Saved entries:
#####

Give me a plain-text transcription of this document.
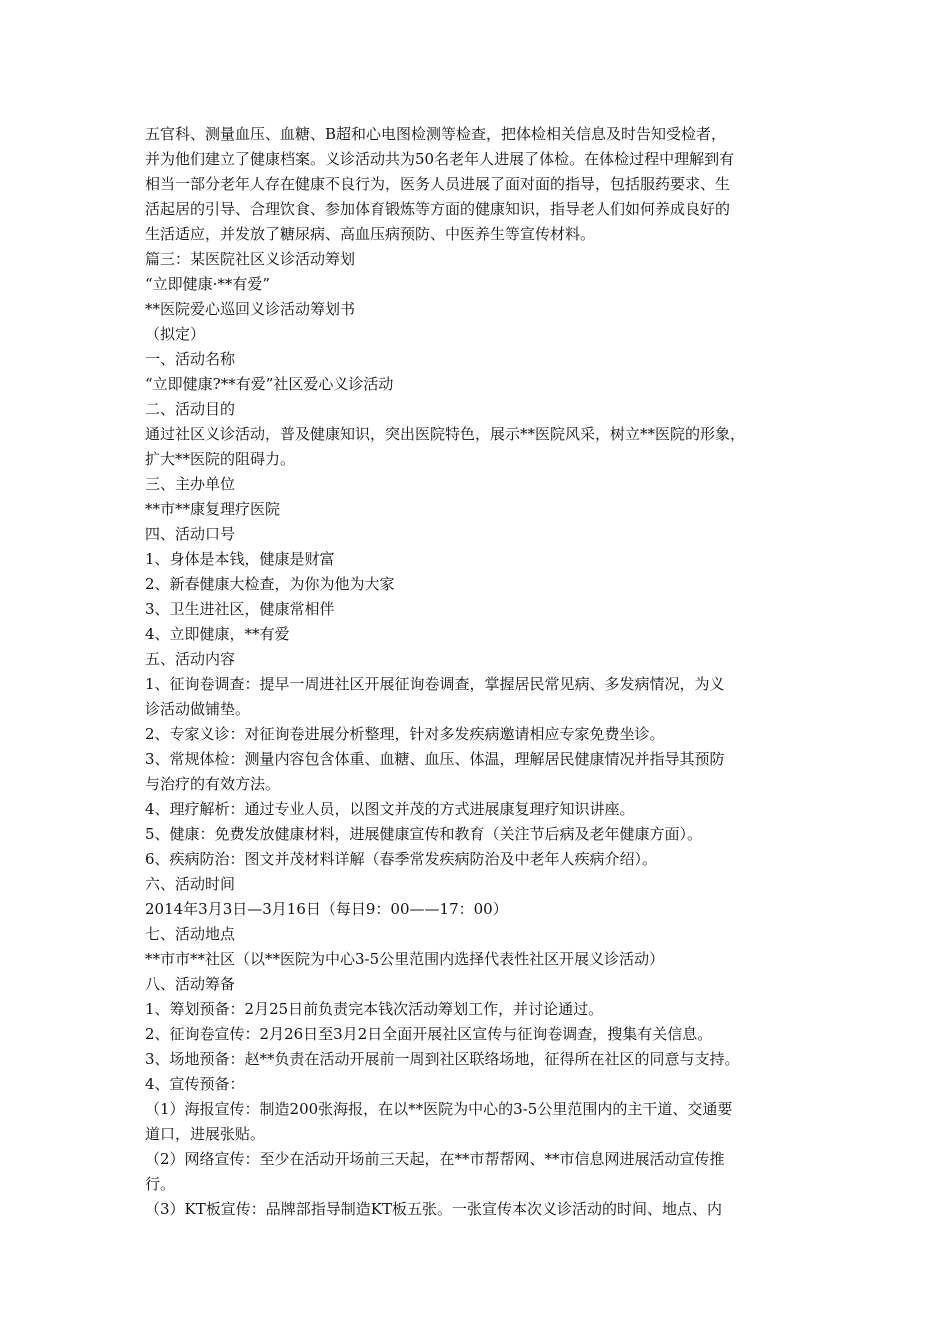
五官科、测量血压、血糖、B超和心电图检测等检查，把体检相关信息及时告知受检者，
并为他们建立了健康档案。义诊活动共为50名老年人进展了体检。在体检过程中理解到有
相当一部分老年人存在健康不良行为，医务人员进展了面对面的指导，包括服药要求、生
活起居的引导、合理饮食、参加体育锻炼等方面的健康知识，指导老人们如何养成良好的
生活适应，并发放了糖尿病、高血压病预防、中医养生等宣传材料。
篇三：某医院社区义诊活动筹划
“立即健康·**有爱”
**医院爱心巡回义诊活动筹划书
（拟定）
一、活动名称
“立即健康?**有爱”社区爱心义诊活动
二、活动目的
通过社区义诊活动，普及健康知识，突出医院特色，展示**医院风采，树立**医院的形象，
扩大**医院的阻碍力。
三、主办单位
**市**康复理疗医院
四、活动口号
1、身体是本钱，健康是财富
2、新春健康大检查，为你为他为大家
3、卫生进社区，健康常相伴
4、立即健康，**有爱
五、活动内容
1、征询卷调查：提早一周进社区开展征询卷调查，掌握居民常见病、多发病情况，为义
诊活动做铺垫。
2、专家义诊：对征询卷进展分析整理，针对多发疾病邀请相应专家免费坐诊。
3、常规体检：测量内容包含体重、血糖、血压、体温，理解居民健康情况并指导其预防
与治疗的有效方法。
4、理疗解析：通过专业人员，以图文并茂的方式进展康复理疗知识讲座。
5、健康：免费发放健康材料，进展健康宣传和教育（关注节后病及老年健康方面）。
6、疾病防治：图文并茂材料详解（春季常发疾病防治及中老年人疾病介绍）。
六、活动时间
2014年3月3日—3月16日（每日9：00——17：00）
七、活动地点
**市市**社区（以**医院为中心3-5公里范围内选择代表性社区开展义诊活动）
八、活动筹备
1、筹划预备：2月25日前负责完本钱次活动筹划工作，并讨论通过。
2、征询卷宣传：2月26日至3月2日全面开展社区宣传与征询卷调查，搜集有关信息。
3、场地预备：赵**负责在活动开展前一周到社区联络场地，征得所在社区的同意与支持。
4、宣传预备：
（1）海报宣传：制造200张海报，在以**医院为中心的3-5公里范围内的主干道、交通要
道口，进展张贴。
（2）网络宣传：至少在活动开场前三天起，在**市帮帮网、**市信息网进展活动宣传推
行。
（3）KT板宣传：品牌部指导制造KT板五张。一张宣传本次义诊活动的时间、地点、内
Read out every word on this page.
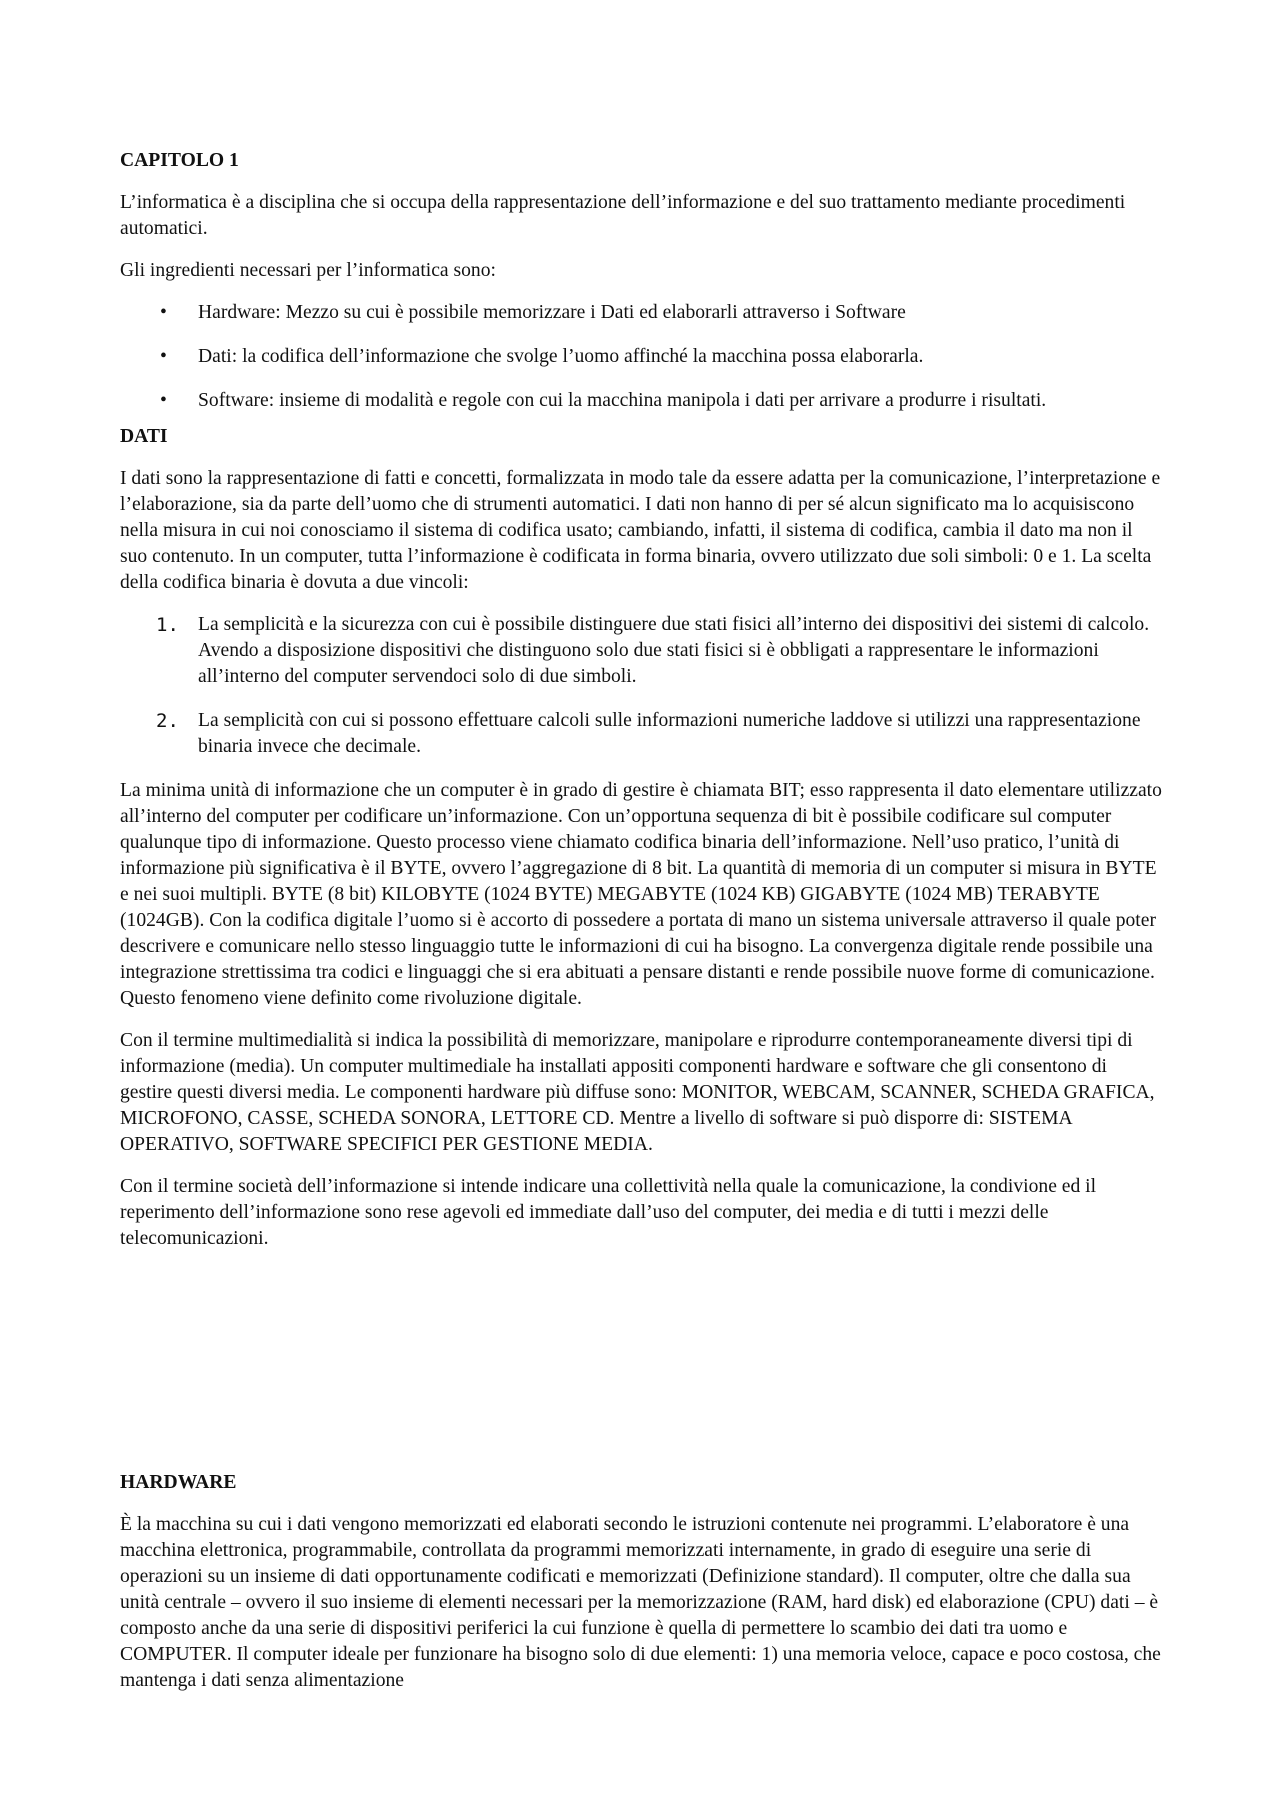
CAPITOLO 1

L’informatica è a disciplina che si occupa della rappresentazione dell’informazione e del suo trattamento mediante procedimenti automatici.

Gli ingredienti necessari per l’informatica sono:

• Hardware: Mezzo su cui è possibile memorizzare i Dati ed elaborarli attraverso i Software
• Dati: la codifica dell’informazione che svolge l’uomo affinché la macchina possa elaborarla.
• Software: insieme di modalità e regole con cui la macchina manipola i dati per arrivare a produrre i risultati.
DATI

I dati sono la rappresentazione di fatti e concetti, formalizzata in modo tale da essere adatta per la comunicazione, l’interpretazione e l’elaborazione, sia da parte dell’uomo che di strumenti automatici. I dati non hanno di per sé alcun significato ma lo acquisiscono nella misura in cui noi conosciamo il sistema di codifica usato; cambiando, infatti, il sistema di codifica, cambia il dato ma non il suo contenuto. In un computer, tutta l’informazione è codificata in forma binaria, ovvero utilizzato due soli simboli: 0 e 1. La scelta della codifica binaria è dovuta a due vincoli:

1. La semplicità e la sicurezza con cui è possibile distinguere due stati fisici all’interno dei dispositivi dei sistemi di calcolo. Avendo a disposizione dispositivi che distinguono solo due stati fisici si è obbligati a rappresentare le informazioni all’interno del computer servendoci solo di due simboli.
2. La semplicità con cui si possono effettuare calcoli sulle informazioni numeriche laddove si utilizzi una rappresentazione binaria invece che decimale.

La minima unità di informazione che un computer è in grado di gestire è chiamata BIT; esso rappresenta il dato elementare utilizzato all’interno del computer per codificare un’informazione. Con un’opportuna sequenza di bit è possibile codificare sul computer qualunque tipo di informazione. Questo processo viene chiamato codifica binaria dell’informazione. Nell’uso pratico, l’unità di informazione più significativa è il BYTE, ovvero l’aggregazione di 8 bit. La quantità di memoria di un computer si misura in BYTE e nei suoi multipli. BYTE (8 bit) KILOBYTE (1024 BYTE) MEGABYTE (1024 KB) GIGABYTE (1024 MB) TERABYTE (1024GB). Con la codifica digitale l’uomo si è accorto di possedere a portata di mano un sistema universale attraverso il quale poter descrivere e comunicare nello stesso linguaggio tutte le informazioni di cui ha bisogno. La convergenza digitale rende possibile una integrazione strettissima tra codici e linguaggi che si era abituati a pensare distanti e rende possibile nuove forme di comunicazione. Questo fenomeno viene definito come rivoluzione digitale.

Con il termine multimedialità si indica la possibilità di memorizzare, manipolare e riprodurre contemporaneamente diversi tipi di informazione (media). Un computer multimediale ha installati appositi componenti hardware e software che gli consentono di gestire questi diversi media. Le componenti hardware più diffuse sono: MONITOR, WEBCAM, SCANNER, SCHEDA GRAFICA, MICROFONO, CASSE, SCHEDA SONORA, LETTORE CD. Mentre a livello di software si può disporre di: SISTEMA OPERATIVO, SOFTWARE SPECIFICI PER GESTIONE MEDIA.

Con il termine società dell’informazione si intende indicare una collettività nella quale la comunicazione, la condivione ed il reperimento dell’informazione sono rese agevoli ed immediate dall’uso del computer, dei media e di tutti i mezzi delle telecomunicazioni.

HARDWARE

È la macchina su cui i dati vengono memorizzati ed elaborati secondo le istruzioni contenute nei programmi. L’elaboratore è una macchina elettronica, programmabile, controllata da programmi memorizzati internamente, in grado di eseguire una serie di operazioni su un insieme di dati opportunamente codificati e memorizzati (Definizione standard). Il computer, oltre che dalla sua unità centrale – ovvero il suo insieme di elementi necessari per la memorizzazione (RAM, hard disk) ed elaborazione (CPU) dati – è composto anche da una serie di dispositivi periferici la cui funzione è quella di permettere lo scambio dei dati tra uomo e COMPUTER. Il computer ideale per funzionare ha bisogno solo di due elementi: 1) una memoria veloce, capace e poco costosa, che mantenga i dati senza alimentazione
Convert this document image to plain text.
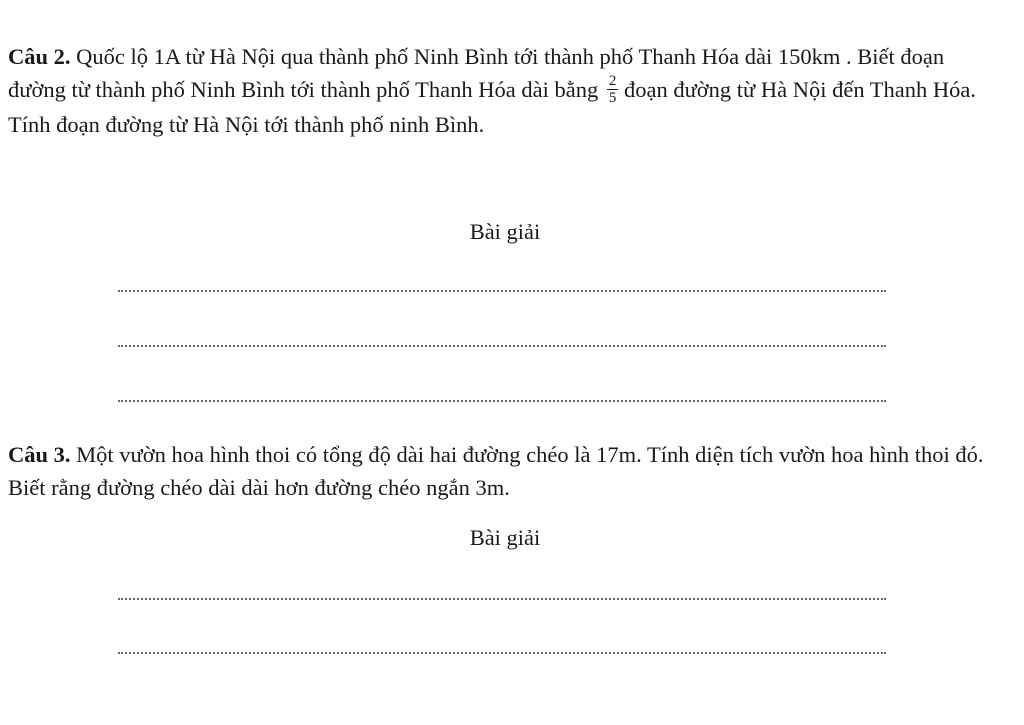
Câu 2. Quốc lộ 1A từ Hà Nội qua thành phố Ninh Bình tới thành phố Thanh Hóa dài 150km . Biết đoạn đường từ thành phố Ninh Bình tới thành phố Thanh Hóa dài bằng $\frac{2}{5}$ đoạn đường từ Hà Nội đến Thanh Hóa. Tính đoạn đường từ Hà Nội tới thành phố ninh Bình.
Bài giải
Câu 3. Một vườn hoa hình thoi có tổng độ dài hai đường chéo là 17m. Tính diện tích vườn hoa hình thoi đó. Biết rằng đường chéo dài dài hơn đường chéo ngắn 3m.
Bài giải
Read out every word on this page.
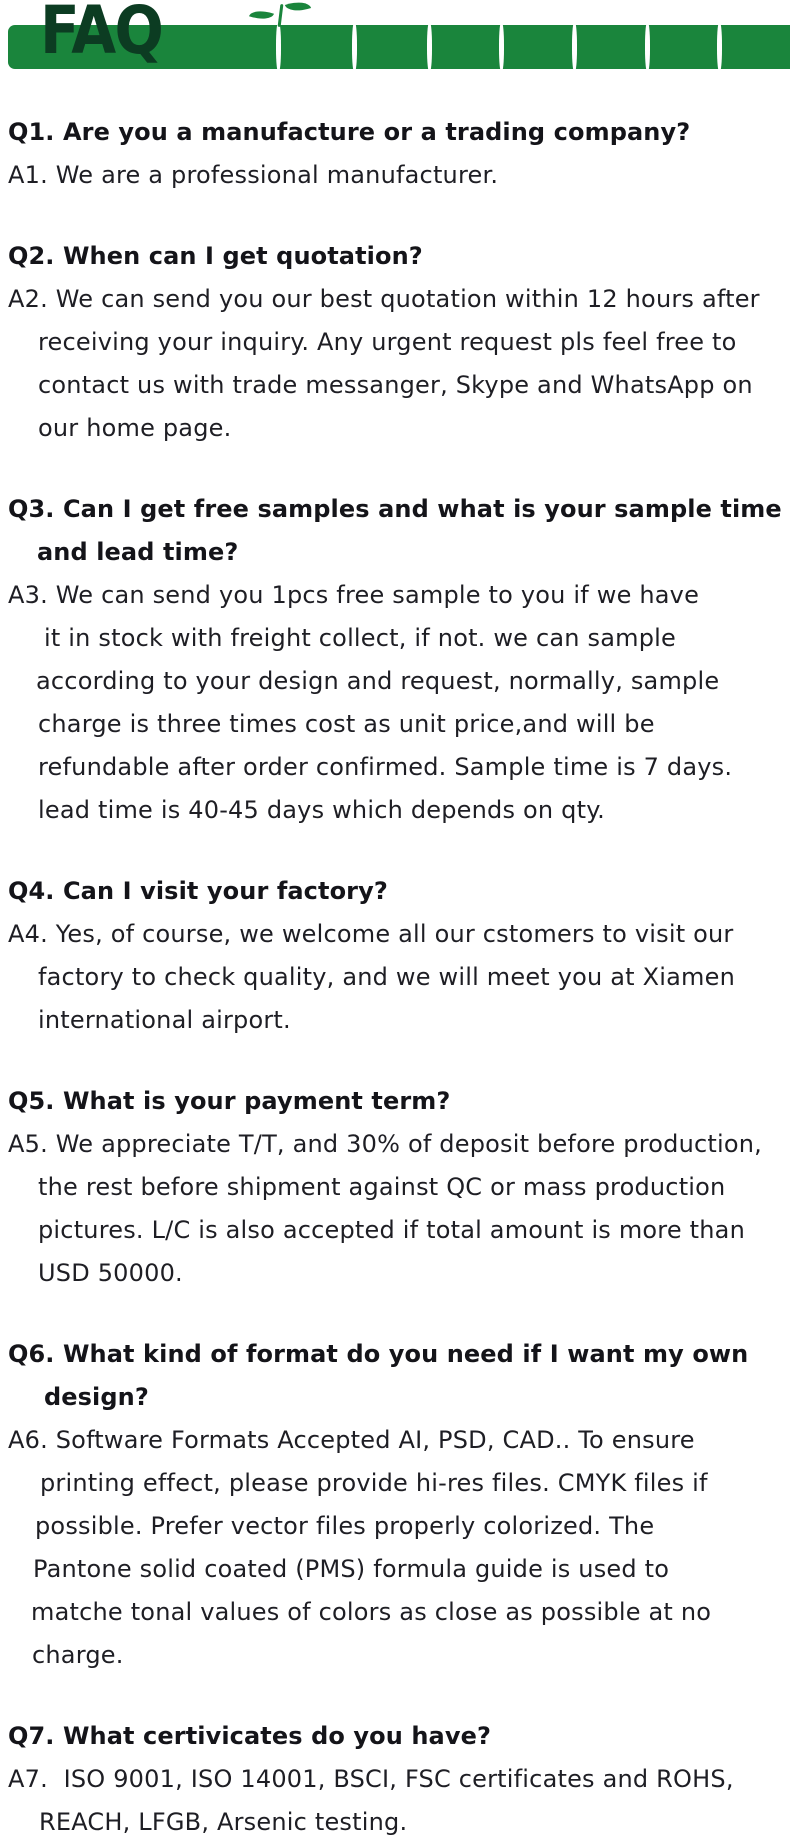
FAQ
Q1. Are you a manufacture or a trading company?
A1. We are a professional manufacturer.
Q2. When can I get quotation?
A2. We can send you our best quotation within 12 hours after
receiving your inquiry. Any urgent request pls feel free to
contact us with trade messanger, Skype and WhatsApp on
our home page.
Q3. Can I get free samples and what is your sample time
and lead time?
A3. We can send you 1pcs free sample to you if we have
it in stock with freight collect, if not. we can sample
according to your design and request, normally, sample
charge is three times cost as unit price,and will be
refundable after order confirmed. Sample time is 7 days.
lead time is 40-45 days which depends on qty.
Q4. Can I visit your factory?
A4. Yes, of course, we welcome all our cstomers to visit our
factory to check quality, and we will meet you at Xiamen
international airport.
Q5. What is your payment term?
A5. We appreciate T/T, and 30% of deposit before production,
the rest before shipment against QC or mass production
pictures. L/C is also accepted if total amount is more than
USD 50000.
Q6. What kind of format do you need if I want my own
design?
A6. Software Formats Accepted AI, PSD, CAD.. To ensure
printing effect, please provide hi-res files. CMYK files if
possible. Prefer vector files properly colorized. The
Pantone solid coated (PMS) formula guide is used to
matche tonal values of colors as close as possible at no
charge.
Q7. What certivicates do you have?
A7.  ISO 9001, ISO 14001, BSCI, FSC certificates and ROHS,
REACH, LFGB, Arsenic testing.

#####

* [Exercise requirements]
For this exercise, gather every line of the data that contains the word "charge".

* [Answer in full]
charge is three times cost as unit price,and will be
charge.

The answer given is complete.